Copy out each line containing "debe" from the entries below.

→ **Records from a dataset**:
* * * *
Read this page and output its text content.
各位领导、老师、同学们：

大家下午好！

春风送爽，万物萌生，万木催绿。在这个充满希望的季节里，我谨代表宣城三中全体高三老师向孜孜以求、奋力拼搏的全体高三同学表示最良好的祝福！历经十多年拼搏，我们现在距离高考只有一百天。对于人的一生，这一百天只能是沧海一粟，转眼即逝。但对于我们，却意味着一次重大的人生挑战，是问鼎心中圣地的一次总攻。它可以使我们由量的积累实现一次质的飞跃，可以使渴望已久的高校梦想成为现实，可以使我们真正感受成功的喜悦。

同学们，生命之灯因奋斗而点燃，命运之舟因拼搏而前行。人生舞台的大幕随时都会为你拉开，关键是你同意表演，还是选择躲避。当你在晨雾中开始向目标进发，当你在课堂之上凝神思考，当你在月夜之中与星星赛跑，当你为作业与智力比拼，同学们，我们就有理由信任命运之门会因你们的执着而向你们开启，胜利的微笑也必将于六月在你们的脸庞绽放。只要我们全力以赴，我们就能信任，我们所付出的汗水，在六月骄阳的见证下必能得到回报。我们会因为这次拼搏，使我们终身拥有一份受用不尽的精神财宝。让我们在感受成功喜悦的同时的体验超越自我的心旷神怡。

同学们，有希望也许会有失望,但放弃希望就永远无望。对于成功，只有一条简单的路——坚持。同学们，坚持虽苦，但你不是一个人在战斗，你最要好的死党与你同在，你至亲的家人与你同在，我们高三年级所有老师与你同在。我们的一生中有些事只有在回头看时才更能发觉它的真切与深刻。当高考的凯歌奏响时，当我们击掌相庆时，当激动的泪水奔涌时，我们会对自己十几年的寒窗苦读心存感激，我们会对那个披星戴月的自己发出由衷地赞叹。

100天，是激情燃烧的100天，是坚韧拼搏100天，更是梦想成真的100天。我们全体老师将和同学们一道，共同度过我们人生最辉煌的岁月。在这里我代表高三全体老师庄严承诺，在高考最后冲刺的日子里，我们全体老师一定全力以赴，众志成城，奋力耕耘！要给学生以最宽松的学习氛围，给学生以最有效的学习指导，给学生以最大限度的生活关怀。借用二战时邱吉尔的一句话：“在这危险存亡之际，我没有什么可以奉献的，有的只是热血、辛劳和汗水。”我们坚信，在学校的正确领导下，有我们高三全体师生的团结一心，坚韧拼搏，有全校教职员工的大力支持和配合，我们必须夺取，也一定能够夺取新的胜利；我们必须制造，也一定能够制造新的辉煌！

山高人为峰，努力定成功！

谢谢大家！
* * * *
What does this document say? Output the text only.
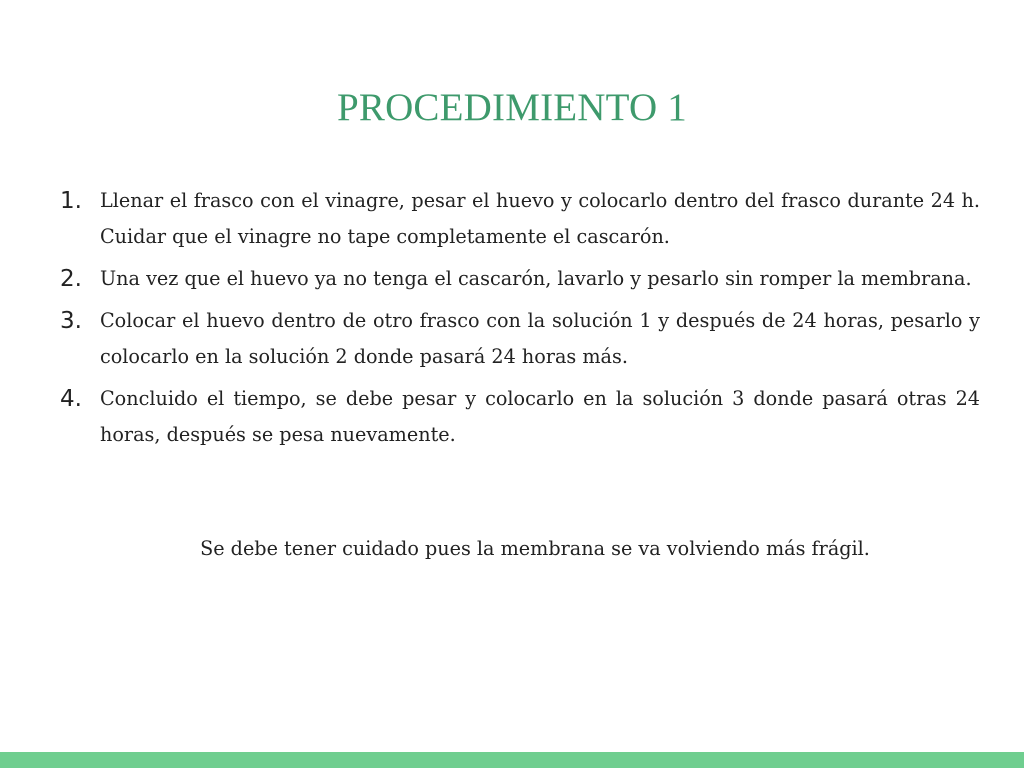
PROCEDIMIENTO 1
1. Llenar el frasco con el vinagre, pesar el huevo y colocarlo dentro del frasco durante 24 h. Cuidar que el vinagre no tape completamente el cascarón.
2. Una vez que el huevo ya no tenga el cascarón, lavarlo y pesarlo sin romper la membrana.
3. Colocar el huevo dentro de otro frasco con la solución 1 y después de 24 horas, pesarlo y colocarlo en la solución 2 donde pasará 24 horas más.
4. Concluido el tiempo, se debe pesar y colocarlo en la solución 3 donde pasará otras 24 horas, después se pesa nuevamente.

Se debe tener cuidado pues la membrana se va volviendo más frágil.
* * * *
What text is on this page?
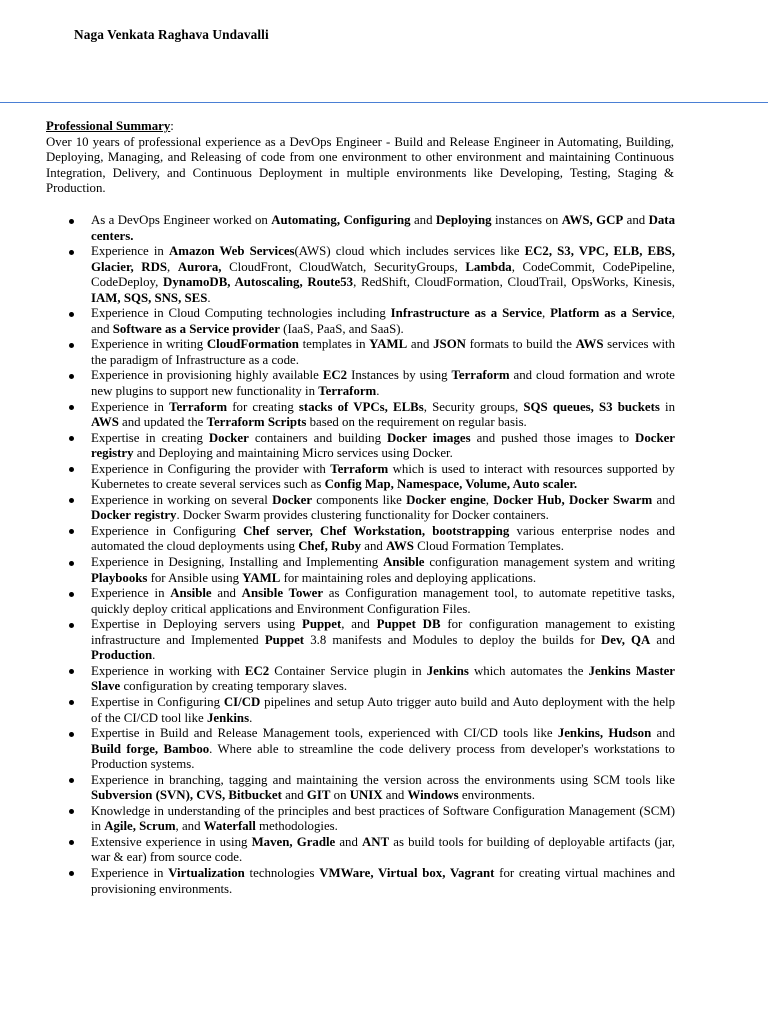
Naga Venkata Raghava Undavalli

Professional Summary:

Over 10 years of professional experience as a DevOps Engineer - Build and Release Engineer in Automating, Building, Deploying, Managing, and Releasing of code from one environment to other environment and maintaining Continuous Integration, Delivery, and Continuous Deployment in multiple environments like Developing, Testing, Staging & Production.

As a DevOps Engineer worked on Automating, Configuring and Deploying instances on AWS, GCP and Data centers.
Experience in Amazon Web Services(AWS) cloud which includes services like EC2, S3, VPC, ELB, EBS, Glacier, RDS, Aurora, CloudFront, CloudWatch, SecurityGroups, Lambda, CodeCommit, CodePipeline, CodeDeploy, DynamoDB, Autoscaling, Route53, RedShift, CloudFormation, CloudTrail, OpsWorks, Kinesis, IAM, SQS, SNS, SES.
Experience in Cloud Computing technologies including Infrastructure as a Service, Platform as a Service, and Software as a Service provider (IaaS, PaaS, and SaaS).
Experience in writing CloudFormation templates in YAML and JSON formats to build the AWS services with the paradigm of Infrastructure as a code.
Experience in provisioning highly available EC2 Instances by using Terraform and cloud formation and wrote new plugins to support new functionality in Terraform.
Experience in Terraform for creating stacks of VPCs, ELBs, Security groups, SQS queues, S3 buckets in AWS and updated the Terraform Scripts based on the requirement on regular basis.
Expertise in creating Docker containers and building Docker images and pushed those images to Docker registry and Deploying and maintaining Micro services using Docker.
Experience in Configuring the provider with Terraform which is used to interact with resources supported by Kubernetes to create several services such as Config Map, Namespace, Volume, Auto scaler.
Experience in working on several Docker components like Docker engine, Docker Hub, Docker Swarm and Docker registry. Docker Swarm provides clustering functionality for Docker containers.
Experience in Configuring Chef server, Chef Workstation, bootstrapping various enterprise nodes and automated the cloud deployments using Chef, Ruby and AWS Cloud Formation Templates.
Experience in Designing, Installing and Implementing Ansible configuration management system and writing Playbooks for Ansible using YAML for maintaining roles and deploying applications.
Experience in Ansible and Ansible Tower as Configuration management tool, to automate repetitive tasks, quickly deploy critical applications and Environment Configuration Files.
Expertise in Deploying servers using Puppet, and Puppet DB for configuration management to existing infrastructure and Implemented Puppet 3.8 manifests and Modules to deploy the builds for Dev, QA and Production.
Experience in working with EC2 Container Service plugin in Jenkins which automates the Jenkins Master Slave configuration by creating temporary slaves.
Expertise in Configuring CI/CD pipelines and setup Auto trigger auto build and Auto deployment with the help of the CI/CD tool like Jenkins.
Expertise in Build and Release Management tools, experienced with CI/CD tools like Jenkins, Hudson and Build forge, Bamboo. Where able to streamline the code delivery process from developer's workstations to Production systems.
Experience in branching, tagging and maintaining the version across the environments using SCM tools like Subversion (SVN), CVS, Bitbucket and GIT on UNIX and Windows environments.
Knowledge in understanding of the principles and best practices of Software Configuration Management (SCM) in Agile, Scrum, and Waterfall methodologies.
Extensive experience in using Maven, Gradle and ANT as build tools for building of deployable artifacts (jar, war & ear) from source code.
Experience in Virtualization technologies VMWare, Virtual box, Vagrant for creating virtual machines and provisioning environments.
* * * *
→ **Result below**:
4. Concluido el tiempo, se debe pesar y colocarlo en la solución 3 donde pasará otras 24 horas, después se pesa nuevamente.
Se debe tener cuidado pues la membrana se va volviendo más frágil.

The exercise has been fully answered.